GIVEN REQUEST | Check each line of the records for "dalle"; collect those that have it.

EXCERPTED DATA |

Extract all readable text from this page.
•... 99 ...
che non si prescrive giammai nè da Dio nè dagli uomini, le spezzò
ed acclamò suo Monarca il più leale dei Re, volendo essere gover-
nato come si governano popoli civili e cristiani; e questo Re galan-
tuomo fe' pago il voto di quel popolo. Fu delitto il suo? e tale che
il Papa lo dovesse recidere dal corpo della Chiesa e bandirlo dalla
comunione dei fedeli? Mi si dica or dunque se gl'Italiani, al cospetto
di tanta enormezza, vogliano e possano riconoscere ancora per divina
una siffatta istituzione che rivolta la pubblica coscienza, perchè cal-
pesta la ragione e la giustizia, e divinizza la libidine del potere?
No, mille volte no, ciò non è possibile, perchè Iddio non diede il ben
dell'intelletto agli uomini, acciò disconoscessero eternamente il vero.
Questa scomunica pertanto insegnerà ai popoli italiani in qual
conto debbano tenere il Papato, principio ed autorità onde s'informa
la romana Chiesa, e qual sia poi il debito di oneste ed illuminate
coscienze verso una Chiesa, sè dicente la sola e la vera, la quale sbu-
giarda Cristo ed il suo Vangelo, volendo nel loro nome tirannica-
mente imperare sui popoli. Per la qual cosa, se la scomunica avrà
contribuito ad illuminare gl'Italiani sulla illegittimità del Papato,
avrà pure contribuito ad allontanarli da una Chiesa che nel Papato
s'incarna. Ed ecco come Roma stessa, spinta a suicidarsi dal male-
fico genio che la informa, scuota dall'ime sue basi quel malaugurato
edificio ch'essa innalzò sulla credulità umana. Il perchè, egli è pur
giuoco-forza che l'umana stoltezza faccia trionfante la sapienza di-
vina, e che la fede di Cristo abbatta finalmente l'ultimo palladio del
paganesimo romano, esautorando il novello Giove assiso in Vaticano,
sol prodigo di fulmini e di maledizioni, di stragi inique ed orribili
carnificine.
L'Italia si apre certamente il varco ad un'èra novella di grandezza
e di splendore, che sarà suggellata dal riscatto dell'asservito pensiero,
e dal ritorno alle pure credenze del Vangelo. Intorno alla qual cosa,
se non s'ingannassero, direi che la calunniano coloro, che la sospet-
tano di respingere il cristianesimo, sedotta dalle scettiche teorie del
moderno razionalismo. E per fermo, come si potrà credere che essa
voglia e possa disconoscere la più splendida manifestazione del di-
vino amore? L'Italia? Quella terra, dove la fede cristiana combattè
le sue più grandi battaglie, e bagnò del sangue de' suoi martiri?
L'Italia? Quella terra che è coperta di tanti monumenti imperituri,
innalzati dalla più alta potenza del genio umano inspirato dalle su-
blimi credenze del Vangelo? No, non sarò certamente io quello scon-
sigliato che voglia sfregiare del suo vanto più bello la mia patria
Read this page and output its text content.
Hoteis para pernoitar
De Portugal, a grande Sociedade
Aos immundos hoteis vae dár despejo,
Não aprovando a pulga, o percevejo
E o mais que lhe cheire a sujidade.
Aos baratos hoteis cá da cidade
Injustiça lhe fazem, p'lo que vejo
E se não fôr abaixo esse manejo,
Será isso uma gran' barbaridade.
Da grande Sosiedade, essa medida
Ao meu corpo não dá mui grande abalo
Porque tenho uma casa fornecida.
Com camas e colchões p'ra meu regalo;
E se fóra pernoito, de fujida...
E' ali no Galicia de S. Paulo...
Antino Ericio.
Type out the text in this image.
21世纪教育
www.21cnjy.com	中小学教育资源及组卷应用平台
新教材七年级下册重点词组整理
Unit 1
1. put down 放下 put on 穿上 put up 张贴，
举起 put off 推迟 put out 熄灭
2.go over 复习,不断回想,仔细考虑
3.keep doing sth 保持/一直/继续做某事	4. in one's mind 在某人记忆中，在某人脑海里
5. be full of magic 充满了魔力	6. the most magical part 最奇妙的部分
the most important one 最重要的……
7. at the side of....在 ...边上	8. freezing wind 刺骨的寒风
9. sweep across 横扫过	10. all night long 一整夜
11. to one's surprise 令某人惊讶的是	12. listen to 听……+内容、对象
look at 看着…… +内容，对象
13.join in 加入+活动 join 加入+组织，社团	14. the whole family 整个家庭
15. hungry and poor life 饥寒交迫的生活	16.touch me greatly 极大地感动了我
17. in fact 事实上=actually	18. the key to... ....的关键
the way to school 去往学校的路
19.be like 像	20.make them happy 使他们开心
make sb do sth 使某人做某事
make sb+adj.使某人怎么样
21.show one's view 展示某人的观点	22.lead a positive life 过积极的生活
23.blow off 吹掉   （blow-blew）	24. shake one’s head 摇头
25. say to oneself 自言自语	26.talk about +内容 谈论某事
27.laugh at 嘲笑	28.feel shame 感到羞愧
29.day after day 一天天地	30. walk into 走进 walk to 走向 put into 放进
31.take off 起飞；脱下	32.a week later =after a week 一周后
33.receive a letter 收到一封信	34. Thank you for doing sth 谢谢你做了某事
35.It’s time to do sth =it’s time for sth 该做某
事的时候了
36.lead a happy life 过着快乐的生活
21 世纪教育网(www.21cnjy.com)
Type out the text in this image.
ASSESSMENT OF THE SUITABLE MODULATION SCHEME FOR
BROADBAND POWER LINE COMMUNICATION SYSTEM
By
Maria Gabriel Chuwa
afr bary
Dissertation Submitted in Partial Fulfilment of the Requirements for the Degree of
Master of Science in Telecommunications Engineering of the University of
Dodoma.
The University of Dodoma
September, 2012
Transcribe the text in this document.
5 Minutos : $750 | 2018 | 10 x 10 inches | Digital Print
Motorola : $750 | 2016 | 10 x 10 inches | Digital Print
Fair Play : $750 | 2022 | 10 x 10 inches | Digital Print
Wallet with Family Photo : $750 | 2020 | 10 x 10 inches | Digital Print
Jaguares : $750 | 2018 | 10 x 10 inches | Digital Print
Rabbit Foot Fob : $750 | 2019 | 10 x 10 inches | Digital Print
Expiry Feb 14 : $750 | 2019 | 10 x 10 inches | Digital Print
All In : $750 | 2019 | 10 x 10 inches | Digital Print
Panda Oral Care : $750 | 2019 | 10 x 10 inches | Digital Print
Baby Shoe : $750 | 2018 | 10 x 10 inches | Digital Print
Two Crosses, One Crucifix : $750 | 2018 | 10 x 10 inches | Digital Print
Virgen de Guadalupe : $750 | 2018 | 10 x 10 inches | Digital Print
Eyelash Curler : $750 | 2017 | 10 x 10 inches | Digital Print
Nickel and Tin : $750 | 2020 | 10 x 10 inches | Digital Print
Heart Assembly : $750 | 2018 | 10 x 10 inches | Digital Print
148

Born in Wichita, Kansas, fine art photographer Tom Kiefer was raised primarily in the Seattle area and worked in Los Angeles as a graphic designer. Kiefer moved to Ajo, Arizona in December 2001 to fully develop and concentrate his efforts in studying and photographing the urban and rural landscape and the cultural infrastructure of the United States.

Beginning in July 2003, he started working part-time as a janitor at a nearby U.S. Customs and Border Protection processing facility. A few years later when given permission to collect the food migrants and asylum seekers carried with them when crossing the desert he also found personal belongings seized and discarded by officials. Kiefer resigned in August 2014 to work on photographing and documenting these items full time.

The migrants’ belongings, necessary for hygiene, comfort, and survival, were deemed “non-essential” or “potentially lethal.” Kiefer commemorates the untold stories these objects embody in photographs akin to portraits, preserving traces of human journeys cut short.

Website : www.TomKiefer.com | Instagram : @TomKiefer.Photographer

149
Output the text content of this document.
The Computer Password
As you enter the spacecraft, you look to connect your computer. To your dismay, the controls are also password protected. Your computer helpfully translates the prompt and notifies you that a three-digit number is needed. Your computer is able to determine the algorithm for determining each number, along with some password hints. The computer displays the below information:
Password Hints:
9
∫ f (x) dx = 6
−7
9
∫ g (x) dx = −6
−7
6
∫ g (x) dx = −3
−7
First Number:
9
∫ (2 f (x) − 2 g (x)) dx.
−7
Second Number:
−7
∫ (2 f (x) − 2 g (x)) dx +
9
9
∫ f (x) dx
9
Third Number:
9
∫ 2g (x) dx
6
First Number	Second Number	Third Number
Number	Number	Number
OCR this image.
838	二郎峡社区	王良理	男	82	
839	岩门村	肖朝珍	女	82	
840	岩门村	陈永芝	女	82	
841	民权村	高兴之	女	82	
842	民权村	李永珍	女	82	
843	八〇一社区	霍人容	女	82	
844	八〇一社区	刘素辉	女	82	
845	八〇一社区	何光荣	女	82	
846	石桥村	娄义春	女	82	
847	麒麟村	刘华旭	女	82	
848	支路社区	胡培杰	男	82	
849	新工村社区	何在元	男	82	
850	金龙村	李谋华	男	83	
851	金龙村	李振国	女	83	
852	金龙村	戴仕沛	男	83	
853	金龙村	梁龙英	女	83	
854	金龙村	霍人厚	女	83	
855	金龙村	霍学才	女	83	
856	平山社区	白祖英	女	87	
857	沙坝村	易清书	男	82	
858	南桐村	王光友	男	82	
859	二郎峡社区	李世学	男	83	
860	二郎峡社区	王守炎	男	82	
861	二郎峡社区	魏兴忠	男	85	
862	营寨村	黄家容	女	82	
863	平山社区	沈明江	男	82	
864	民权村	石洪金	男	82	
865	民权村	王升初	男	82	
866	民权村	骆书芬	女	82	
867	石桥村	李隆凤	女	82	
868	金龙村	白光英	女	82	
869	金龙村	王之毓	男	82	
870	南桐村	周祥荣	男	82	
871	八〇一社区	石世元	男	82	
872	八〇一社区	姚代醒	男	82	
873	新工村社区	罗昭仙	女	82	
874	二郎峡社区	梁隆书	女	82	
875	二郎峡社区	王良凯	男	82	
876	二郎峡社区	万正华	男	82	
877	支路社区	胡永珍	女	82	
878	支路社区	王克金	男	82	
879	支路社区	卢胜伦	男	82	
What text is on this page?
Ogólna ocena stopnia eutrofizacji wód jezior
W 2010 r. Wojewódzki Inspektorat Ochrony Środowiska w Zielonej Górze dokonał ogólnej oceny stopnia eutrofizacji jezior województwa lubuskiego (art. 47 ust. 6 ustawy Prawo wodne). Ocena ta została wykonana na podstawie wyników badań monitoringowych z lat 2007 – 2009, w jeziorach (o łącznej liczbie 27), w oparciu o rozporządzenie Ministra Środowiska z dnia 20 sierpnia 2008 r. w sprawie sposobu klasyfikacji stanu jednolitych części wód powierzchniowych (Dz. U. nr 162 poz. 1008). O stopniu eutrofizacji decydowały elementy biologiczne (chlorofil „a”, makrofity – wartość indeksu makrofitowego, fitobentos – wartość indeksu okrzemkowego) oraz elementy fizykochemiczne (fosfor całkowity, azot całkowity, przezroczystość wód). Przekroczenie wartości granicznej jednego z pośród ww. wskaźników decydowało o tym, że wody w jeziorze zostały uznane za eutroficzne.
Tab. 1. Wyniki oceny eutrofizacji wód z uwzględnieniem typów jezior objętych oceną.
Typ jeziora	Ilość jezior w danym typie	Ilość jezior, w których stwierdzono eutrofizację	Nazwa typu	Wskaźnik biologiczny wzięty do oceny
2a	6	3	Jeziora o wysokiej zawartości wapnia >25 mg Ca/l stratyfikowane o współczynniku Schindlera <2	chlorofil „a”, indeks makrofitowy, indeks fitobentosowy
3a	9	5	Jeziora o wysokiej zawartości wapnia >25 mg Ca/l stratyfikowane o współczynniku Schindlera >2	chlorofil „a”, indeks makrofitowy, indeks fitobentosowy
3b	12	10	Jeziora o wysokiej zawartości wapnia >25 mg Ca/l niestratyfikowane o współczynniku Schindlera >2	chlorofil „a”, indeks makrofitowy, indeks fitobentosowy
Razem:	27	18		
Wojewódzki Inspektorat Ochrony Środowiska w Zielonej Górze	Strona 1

REPLY |
tano di respingere il cristianesimo, sedotta dalle scettiche teorie del
innalzati dalla più alta potenza del genio umano inspirato dalle su-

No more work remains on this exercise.